Check each line of the material below for "title". Report how many have it, with no other words.

* Source data *
··········

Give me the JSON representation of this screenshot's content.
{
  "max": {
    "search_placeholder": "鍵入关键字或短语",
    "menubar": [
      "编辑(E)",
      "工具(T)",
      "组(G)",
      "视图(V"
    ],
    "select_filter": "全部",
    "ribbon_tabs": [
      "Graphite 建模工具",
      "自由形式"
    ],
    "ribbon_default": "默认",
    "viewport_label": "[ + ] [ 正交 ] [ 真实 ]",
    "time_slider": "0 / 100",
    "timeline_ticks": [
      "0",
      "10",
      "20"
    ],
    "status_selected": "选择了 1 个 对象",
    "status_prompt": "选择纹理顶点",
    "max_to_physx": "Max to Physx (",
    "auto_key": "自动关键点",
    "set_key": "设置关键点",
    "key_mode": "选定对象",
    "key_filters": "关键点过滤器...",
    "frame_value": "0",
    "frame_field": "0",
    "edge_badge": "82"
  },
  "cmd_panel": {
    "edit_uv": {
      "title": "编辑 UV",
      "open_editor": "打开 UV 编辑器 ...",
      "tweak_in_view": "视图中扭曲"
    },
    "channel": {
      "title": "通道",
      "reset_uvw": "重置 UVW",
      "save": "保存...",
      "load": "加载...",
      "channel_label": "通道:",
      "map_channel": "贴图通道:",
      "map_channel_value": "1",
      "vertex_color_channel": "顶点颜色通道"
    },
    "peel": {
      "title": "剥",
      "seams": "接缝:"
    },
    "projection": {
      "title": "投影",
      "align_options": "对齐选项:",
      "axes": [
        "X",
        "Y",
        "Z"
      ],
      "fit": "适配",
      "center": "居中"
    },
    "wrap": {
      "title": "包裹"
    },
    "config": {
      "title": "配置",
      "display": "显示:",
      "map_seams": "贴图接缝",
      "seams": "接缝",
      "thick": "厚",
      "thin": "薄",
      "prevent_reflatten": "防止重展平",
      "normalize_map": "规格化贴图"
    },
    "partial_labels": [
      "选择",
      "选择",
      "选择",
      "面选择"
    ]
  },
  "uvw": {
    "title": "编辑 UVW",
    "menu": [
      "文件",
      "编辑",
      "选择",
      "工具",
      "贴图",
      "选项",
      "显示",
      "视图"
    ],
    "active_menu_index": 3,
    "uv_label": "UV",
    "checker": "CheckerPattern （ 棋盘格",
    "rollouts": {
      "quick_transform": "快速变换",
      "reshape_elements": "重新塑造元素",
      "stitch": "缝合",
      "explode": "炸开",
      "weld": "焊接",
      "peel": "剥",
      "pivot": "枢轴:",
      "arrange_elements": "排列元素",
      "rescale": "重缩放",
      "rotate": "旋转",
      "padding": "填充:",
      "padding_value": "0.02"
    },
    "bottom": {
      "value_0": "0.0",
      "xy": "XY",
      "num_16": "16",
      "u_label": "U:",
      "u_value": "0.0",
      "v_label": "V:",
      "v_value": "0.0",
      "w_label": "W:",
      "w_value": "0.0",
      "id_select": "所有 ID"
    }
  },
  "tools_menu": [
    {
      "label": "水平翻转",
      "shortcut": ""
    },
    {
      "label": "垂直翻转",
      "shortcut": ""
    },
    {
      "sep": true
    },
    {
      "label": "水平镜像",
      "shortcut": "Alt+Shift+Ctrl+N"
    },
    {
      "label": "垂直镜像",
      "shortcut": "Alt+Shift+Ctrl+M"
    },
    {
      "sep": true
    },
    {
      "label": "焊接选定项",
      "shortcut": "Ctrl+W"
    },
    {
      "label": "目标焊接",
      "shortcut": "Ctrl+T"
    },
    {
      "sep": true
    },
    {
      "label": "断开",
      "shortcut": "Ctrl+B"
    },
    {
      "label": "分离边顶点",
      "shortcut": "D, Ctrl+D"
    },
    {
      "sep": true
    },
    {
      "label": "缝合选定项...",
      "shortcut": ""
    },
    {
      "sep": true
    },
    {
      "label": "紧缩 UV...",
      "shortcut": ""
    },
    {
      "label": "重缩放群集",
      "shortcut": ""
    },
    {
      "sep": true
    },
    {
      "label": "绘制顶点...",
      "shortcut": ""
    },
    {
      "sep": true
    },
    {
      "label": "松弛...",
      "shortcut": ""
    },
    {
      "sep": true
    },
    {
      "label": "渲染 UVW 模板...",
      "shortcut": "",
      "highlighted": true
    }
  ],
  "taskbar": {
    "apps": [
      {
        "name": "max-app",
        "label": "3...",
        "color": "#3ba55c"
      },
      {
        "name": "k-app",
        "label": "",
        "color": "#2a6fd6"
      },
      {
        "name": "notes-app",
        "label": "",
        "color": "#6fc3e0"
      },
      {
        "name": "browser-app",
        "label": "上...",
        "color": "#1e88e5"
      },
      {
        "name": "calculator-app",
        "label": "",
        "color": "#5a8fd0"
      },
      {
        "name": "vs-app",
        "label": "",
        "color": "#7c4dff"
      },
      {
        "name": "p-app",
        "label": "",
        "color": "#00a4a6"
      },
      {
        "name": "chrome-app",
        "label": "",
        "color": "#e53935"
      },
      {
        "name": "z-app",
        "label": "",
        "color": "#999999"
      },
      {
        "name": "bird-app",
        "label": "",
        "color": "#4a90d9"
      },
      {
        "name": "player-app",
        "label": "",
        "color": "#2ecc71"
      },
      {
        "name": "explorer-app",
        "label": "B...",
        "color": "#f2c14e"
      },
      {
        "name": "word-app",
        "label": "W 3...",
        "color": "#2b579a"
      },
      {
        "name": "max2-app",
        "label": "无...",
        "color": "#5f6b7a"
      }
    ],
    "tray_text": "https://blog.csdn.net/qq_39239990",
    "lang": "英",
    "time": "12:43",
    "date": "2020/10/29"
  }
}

··········

* Answer to this problem *
7